Below is some material; transcribe all of it exactly.

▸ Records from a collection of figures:
>> Start
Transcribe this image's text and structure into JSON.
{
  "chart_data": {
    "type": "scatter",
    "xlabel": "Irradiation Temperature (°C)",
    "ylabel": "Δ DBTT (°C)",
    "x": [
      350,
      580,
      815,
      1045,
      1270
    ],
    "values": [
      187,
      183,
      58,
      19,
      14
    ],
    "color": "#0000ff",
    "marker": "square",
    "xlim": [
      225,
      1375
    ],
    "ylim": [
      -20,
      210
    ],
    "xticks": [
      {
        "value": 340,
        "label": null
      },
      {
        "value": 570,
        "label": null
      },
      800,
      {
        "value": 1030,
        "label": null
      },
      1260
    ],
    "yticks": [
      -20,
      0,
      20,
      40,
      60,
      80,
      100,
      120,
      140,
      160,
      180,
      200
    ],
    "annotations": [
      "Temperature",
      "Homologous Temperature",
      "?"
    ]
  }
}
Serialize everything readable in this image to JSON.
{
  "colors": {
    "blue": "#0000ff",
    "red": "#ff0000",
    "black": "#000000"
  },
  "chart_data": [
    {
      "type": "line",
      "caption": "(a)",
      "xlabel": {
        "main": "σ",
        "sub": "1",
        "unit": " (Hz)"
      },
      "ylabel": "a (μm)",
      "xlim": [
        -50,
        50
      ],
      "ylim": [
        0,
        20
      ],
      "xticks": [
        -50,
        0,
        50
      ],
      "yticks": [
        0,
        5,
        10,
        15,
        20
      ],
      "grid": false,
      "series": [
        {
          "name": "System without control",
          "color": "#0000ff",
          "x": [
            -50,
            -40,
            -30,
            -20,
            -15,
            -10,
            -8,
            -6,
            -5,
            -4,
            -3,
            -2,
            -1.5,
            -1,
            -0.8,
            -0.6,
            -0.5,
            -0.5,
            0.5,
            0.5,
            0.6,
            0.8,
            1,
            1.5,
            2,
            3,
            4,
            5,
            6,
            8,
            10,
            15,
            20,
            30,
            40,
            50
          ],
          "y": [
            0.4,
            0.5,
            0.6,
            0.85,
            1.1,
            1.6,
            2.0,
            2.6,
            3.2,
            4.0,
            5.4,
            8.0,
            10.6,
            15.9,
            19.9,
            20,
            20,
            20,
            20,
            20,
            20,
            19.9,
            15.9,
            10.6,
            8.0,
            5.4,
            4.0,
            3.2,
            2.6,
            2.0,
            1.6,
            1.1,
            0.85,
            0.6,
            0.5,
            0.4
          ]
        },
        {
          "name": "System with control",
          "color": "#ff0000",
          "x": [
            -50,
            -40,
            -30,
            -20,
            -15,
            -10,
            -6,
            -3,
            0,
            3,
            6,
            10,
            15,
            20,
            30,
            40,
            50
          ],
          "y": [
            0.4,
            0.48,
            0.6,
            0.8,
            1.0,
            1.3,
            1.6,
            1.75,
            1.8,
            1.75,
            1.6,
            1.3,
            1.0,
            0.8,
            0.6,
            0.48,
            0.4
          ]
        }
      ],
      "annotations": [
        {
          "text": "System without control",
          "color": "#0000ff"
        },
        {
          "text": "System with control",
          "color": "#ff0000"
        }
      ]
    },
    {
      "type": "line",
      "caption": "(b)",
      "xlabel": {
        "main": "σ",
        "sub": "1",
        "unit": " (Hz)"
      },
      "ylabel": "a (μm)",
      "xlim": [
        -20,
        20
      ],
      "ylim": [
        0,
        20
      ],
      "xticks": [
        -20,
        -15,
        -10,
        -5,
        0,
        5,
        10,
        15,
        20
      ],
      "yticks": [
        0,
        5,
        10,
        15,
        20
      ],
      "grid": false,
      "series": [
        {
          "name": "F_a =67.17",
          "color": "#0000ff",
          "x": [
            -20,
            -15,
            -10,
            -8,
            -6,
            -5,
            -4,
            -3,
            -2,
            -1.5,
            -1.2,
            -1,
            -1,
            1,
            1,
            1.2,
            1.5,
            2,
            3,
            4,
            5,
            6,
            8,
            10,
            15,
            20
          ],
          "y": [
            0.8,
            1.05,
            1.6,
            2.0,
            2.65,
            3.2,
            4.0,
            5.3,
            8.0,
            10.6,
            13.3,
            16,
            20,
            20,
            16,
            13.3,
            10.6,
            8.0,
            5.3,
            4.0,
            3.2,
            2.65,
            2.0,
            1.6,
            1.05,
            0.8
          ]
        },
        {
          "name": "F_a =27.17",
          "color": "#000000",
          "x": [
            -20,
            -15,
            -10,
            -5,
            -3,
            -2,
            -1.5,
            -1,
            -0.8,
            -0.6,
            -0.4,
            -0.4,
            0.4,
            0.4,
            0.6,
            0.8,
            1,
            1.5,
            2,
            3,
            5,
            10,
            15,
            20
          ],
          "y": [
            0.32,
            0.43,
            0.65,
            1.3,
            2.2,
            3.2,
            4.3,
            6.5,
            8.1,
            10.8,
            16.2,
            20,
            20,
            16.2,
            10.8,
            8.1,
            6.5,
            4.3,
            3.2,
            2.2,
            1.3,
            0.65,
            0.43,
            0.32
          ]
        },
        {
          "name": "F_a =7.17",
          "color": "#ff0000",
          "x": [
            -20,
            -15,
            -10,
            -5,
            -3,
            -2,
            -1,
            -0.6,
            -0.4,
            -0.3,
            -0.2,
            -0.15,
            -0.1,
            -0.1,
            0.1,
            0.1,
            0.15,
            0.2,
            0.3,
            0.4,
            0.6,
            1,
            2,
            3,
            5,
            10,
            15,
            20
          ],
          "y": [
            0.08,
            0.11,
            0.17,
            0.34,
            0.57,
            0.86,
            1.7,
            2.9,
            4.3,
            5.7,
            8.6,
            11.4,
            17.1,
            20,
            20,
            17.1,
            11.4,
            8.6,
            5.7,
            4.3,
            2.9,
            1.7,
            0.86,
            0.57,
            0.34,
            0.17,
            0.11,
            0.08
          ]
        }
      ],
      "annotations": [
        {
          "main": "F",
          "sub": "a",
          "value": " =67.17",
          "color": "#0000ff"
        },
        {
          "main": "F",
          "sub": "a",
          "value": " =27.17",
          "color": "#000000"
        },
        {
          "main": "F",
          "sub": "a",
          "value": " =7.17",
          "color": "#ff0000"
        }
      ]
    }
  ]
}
>> End
▸ Result:
Transcribe this image's text and structure into JSON.
{
  "chart_data": {
    "type": "scatter",
    "xlabel": "Irradiation Temperature (°C)",
    "ylabel": "Δ DBTT (°C)",
    "x": [
      350,
      580,
      815,
      1045,
      1270
    ],
    "values": [
      187,
      183,
      58,
      19,
      14
    ],
    "color": "#0000ff",
    "marker": "square",
    "xlim": [
      225,
      1375
    ],
    "ylim": [
      -20,
      210
    ],
    "xticks": [
      {
        "value": 340,
        "label": null
      },
      {
        "value": 570,
        "label": null
      },
      800,
      {
        "value": 1030,
        "label": null
      },
      1260
    ],
    "yticks": [
      -20,
      0,
      20,
      40,
      60,
      80,
      100,
      120,
      140,
      160,
      180,
      200
    ],
    "annotations": [
      "Temperature",
      "Homologous Temperature",
      "?"
    ]
  }
}
Serialize everything readable in this image to JSON.
{
  "colors": {
    "blue": "#0000ff",
    "red": "#ff0000",
    "black": "#000000"
  },
  "chart_data": [
    {
      "type": "line",
      "caption": "(a)",
      "xlabel": {
        "main": "σ",
        "sub": "1",
        "unit": " (Hz)"
      },
      "ylabel": "a (μm)",
      "xlim": [
        -50,
        50
      ],
      "ylim": [
        0,
        20
      ],
      "xticks": [
        -50,
        0,
        50
      ],
      "yticks": [
        0,
        5,
        10,
        15,
        20
      ],
      "grid": false,
      "series": [
        {
          "name": "System without control",
          "color": "#0000ff",
          "x": [
            -50,
            -40,
            -30,
            -20,
            -15,
            -10,
            -8,
            -6,
            -5,
            -4,
            -3,
            -2,
            -1.5,
            -1,
            -0.8,
            -0.6,
            -0.5,
            -0.5,
            0.5,
            0.5,
            0.6,
            0.8,
            1,
            1.5,
            2,
            3,
            4,
            5,
            6,
            8,
            10,
            15,
            20,
            30,
            40,
            50
          ],
          "y": [
            0.4,
            0.5,
            0.6,
            0.85,
            1.1,
            1.6,
            2.0,
            2.6,
            3.2,
            4.0,
            5.4,
            8.0,
            10.6,
            15.9,
            19.9,
            20,
            20,
            20,
            20,
            20,
            20,
            19.9,
            15.9,
            10.6,
            8.0,
            5.4,
            4.0,
            3.2,
            2.6,
            2.0,
            1.6,
            1.1,
            0.85,
            0.6,
            0.5,
            0.4
          ]
        },
        {
          "name": "System with control",
          "color": "#ff0000",
          "x": [
            -50,
            -40,
            -30,
            -20,
            -15,
            -10,
            -6,
            -3,
            0,
            3,
            6,
            10,
            15,
            20,
            30,
            40,
            50
          ],
          "y": [
            0.4,
            0.48,
            0.6,
            0.8,
            1.0,
            1.3,
            1.6,
            1.75,
            1.8,
            1.75,
            1.6,
            1.3,
            1.0,
            0.8,
            0.6,
            0.48,
            0.4
          ]
        }
      ],
      "annotations": [
        {
          "text": "System without control",
          "color": "#0000ff"
        },
        {
          "text": "System with control",
          "color": "#ff0000"
        }
      ]
    },
    {
      "type": "line",
      "caption": "(b)",
      "xlabel": {
        "main": "σ",
        "sub": "1",
        "unit": " (Hz)"
      },
      "ylabel": "a (μm)",
      "xlim": [
        -20,
        20
      ],
      "ylim": [
        0,
        20
      ],
      "xticks": [
        -20,
        -15,
        -10,
        -5,
        0,
        5,
        10,
        15,
        20
      ],
      "yticks": [
        0,
        5,
        10,
        15,
        20
      ],
      "grid": false,
      "series": [
        {
          "name": "F_a =67.17",
          "color": "#0000ff",
          "x": [
            -20,
            -15,
            -10,
            -8,
            -6,
            -5,
            -4,
            -3,
            -2,
            -1.5,
            -1.2,
            -1,
            -1,
            1,
            1,
            1.2,
            1.5,
            2,
            3,
            4,
            5,
            6,
            8,
            10,
            15,
            20
          ],
          "y": [
            0.8,
            1.05,
            1.6,
            2.0,
            2.65,
            3.2,
            4.0,
            5.3,
            8.0,
            10.6,
            13.3,
            16,
            20,
            20,
            16,
            13.3,
            10.6,
            8.0,
            5.3,
            4.0,
            3.2,
            2.65,
            2.0,
            1.6,
            1.05,
            0.8
          ]
        },
        {
          "name": "F_a =27.17",
          "color": "#000000",
          "x": [
            -20,
            -15,
            -10,
            -5,
            -3,
            -2,
            -1.5,
            -1,
            -0.8,
            -0.6,
            -0.4,
            -0.4,
            0.4,
            0.4,
            0.6,
            0.8,
            1,
            1.5,
            2,
            3,
            5,
            10,
            15,
            20
          ],
          "y": [
            0.32,
            0.43,
            0.65,
            1.3,
            2.2,
            3.2,
            4.3,
            6.5,
            8.1,
            10.8,
            16.2,
            20,
            20,
            16.2,
            10.8,
            8.1,
            6.5,
            4.3,
            3.2,
            2.2,
            1.3,
            0.65,
            0.43,
            0.32
          ]
        },
        {
          "name": "F_a =7.17",
          "color": "#ff0000",
          "x": [
            -20,
            -15,
            -10,
            -5,
            -3,
            -2,
            -1,
            -0.6,
            -0.4,
            -0.3,
            -0.2,
            -0.15,
            -0.1,
            -0.1,
            0.1,
            0.1,
            0.15,
            0.2,
            0.3,
            0.4,
            0.6,
            1,
            2,
            3,
            5,
            10,
            15,
            20
          ],
          "y": [
            0.08,
            0.11,
            0.17,
            0.34,
            0.57,
            0.86,
            1.7,
            2.9,
            4.3,
            5.7,
            8.6,
            11.4,
            17.1,
            20,
            20,
            17.1,
            11.4,
            8.6,
            5.7,
            4.3,
            2.9,
            1.7,
            0.86,
            0.57,
            0.34,
            0.17,
            0.11,
            0.08
          ]
        }
      ],
      "annotations": [
        {
          "main": "F",
          "sub": "a",
          "value": " =67.17",
          "color": "#0000ff"
        },
        {
          "main": "F",
          "sub": "a",
          "value": " =27.17",
          "color": "#000000"
        },
        {
          "main": "F",
          "sub": "a",
          "value": " =7.17",
          "color": "#ff0000"
        }
      ]
    }
  ]
}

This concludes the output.